::: SOURCE RECORDS :::
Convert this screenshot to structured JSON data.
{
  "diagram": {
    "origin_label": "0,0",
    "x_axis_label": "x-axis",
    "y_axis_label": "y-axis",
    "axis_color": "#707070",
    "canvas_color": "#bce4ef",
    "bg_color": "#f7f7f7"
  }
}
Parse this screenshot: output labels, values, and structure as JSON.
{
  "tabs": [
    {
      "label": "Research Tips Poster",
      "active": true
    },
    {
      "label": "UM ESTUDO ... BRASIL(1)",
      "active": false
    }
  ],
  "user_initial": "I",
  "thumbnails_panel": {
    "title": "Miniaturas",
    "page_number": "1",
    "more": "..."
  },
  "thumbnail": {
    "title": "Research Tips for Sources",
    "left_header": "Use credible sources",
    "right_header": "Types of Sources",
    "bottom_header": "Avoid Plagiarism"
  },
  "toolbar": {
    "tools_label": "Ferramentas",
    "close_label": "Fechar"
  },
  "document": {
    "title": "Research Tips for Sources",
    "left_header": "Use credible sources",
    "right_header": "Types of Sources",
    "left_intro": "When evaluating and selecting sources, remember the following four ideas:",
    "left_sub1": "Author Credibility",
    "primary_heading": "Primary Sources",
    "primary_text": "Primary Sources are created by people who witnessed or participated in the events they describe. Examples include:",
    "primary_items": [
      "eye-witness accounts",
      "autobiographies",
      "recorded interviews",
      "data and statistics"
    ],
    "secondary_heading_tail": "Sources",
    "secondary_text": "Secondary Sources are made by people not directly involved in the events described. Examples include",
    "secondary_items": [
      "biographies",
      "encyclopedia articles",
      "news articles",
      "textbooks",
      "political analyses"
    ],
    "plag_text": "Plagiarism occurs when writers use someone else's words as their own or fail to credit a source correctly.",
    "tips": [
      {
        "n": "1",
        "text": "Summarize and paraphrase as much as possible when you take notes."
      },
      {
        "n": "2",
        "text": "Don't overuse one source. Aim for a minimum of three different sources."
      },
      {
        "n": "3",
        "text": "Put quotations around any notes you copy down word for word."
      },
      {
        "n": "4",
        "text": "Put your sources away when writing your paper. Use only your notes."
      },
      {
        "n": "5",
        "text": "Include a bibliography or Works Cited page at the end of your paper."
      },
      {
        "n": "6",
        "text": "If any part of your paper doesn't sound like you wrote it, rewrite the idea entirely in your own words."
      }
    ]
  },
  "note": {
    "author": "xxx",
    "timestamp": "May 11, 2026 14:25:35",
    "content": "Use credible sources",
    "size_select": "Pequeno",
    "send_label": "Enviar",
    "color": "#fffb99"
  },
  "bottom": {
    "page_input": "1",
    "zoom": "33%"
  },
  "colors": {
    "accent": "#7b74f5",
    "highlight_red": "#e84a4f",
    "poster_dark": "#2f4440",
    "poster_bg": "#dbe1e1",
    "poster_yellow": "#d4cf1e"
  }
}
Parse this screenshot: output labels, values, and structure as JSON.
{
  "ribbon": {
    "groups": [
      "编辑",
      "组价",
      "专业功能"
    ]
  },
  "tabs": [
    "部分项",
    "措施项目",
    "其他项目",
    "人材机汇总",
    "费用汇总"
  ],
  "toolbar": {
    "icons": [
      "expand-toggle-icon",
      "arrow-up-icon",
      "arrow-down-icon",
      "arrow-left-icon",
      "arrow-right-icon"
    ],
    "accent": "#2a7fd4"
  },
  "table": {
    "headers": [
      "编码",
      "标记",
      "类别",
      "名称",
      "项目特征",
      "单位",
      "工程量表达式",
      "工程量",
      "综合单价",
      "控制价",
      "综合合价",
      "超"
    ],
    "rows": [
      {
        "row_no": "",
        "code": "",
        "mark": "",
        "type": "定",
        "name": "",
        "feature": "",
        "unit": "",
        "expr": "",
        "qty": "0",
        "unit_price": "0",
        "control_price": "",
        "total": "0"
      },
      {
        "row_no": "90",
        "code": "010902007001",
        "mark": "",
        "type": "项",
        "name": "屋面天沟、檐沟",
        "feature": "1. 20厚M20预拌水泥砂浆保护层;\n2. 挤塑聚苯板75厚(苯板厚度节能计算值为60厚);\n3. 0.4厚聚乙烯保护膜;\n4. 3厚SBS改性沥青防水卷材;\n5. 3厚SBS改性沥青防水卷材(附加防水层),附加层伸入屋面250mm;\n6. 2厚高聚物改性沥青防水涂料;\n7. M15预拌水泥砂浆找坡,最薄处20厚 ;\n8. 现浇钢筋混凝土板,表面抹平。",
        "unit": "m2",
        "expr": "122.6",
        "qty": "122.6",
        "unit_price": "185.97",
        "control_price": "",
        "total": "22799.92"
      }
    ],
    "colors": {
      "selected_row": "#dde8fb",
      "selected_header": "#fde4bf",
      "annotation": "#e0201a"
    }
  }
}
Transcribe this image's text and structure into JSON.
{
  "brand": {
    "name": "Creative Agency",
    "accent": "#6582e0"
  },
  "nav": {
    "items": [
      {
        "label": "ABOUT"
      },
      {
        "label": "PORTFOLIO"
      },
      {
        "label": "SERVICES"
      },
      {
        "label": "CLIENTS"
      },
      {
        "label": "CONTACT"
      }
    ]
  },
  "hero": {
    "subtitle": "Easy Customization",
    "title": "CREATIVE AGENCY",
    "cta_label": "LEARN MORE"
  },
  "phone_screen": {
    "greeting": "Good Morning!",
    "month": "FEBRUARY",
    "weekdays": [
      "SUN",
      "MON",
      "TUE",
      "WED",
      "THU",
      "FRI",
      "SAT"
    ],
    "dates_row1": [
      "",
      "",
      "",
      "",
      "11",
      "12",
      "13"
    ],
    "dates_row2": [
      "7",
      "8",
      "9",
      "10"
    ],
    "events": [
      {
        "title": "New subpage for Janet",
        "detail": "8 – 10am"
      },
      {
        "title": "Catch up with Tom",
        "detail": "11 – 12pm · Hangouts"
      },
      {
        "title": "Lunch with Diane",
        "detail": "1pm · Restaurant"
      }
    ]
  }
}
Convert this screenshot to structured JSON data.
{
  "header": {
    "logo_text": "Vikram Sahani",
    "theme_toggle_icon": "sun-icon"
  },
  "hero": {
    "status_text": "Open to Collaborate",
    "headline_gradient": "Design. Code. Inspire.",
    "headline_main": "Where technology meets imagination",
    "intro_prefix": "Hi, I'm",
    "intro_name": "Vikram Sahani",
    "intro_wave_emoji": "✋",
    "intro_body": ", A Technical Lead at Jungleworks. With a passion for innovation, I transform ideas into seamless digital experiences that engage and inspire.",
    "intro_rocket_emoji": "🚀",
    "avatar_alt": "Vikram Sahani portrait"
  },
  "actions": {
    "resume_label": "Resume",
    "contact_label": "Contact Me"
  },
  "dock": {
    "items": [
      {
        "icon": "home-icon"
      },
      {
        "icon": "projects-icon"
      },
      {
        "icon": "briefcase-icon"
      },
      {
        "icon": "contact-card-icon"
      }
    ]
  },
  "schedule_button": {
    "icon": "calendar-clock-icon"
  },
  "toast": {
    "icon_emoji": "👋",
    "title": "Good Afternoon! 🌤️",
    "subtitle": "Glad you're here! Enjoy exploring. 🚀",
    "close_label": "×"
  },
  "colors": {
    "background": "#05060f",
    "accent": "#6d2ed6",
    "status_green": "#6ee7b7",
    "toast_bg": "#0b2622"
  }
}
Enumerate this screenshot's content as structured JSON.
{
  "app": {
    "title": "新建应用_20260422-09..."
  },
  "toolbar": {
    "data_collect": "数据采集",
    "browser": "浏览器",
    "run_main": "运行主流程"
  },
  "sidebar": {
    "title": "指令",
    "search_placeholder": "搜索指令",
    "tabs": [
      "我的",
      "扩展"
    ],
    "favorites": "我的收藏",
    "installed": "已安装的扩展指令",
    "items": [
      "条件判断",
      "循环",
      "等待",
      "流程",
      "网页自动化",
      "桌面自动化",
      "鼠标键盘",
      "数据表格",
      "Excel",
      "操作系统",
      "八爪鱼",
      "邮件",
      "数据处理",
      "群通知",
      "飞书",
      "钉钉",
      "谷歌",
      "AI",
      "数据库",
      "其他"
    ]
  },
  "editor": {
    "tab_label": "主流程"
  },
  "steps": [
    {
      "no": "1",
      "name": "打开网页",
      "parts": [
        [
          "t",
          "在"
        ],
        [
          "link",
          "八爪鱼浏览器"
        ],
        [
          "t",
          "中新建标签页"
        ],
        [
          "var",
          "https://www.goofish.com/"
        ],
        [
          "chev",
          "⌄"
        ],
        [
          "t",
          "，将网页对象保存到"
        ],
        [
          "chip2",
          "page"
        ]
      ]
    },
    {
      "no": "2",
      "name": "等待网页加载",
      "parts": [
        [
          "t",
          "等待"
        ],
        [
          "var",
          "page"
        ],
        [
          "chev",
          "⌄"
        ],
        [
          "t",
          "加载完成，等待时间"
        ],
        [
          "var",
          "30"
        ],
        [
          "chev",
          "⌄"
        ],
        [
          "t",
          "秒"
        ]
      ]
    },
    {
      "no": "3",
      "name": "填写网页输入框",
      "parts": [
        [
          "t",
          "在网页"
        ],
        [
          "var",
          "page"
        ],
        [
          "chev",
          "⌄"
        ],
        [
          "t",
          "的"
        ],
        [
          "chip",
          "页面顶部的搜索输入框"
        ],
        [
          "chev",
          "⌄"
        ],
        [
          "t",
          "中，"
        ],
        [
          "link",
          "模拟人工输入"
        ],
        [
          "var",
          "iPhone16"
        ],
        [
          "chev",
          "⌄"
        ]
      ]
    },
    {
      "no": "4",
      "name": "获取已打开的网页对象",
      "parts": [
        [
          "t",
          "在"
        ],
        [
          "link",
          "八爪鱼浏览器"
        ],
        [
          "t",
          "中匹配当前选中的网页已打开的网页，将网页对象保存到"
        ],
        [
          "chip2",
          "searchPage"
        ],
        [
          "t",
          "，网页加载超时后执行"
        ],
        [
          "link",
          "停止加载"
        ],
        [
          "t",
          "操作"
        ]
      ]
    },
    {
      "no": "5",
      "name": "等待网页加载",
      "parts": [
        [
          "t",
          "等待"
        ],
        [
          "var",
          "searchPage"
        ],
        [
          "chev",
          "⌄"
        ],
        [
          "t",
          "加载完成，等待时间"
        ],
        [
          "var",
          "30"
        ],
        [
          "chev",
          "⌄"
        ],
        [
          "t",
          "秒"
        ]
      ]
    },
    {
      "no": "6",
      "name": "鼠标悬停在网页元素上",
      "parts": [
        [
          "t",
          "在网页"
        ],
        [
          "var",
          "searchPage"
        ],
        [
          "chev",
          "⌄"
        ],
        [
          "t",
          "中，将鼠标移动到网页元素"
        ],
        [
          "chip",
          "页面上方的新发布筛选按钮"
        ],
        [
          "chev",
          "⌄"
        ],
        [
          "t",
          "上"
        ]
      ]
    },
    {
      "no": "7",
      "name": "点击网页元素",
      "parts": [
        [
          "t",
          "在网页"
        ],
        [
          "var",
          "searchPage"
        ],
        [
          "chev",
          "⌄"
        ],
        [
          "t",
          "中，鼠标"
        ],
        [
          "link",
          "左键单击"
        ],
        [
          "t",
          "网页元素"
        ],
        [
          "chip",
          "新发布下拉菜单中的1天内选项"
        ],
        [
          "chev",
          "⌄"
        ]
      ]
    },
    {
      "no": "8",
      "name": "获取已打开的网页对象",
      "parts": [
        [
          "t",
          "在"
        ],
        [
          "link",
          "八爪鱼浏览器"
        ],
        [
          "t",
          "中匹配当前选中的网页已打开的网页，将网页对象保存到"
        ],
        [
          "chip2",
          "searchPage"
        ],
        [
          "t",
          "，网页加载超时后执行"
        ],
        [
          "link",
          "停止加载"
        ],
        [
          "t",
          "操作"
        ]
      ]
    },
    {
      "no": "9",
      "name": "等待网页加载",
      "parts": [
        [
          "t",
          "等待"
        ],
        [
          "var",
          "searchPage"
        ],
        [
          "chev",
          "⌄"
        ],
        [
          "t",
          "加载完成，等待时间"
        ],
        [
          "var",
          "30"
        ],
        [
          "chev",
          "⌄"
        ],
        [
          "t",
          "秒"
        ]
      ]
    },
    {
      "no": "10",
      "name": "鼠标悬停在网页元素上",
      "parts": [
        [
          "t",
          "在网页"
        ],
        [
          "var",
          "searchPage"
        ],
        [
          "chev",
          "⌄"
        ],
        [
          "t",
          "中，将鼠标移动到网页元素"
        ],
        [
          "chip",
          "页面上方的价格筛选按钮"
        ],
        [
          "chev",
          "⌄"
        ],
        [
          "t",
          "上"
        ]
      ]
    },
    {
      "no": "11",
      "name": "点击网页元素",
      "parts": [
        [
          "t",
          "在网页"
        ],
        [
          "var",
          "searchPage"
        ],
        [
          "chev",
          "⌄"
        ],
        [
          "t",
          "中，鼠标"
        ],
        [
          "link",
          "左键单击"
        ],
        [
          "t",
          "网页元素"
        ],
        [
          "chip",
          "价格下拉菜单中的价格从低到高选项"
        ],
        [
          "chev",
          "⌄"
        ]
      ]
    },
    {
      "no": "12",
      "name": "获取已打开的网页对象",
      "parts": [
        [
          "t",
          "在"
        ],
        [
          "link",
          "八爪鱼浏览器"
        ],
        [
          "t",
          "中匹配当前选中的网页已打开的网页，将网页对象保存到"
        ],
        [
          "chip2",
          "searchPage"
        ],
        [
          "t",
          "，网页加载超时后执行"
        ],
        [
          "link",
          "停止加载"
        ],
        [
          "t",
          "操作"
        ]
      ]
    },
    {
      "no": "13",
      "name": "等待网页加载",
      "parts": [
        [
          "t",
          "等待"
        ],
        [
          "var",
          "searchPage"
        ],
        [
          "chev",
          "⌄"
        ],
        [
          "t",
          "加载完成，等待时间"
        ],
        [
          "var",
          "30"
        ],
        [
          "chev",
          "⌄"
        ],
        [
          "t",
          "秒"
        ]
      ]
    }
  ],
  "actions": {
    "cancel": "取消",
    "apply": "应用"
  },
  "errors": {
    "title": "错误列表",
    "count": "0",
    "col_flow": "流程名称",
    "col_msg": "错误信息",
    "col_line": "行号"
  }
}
:::
▶ EXERCISE OBJECTIVE:
All lines of the data above that include the word "subtitle" must be shown.

▶ OUTPUT FOR THIS EXERCISE:
    "subtitle": "Easy Customization",
    "subtitle": "Glad you're here! Enjoy exploring. 🚀",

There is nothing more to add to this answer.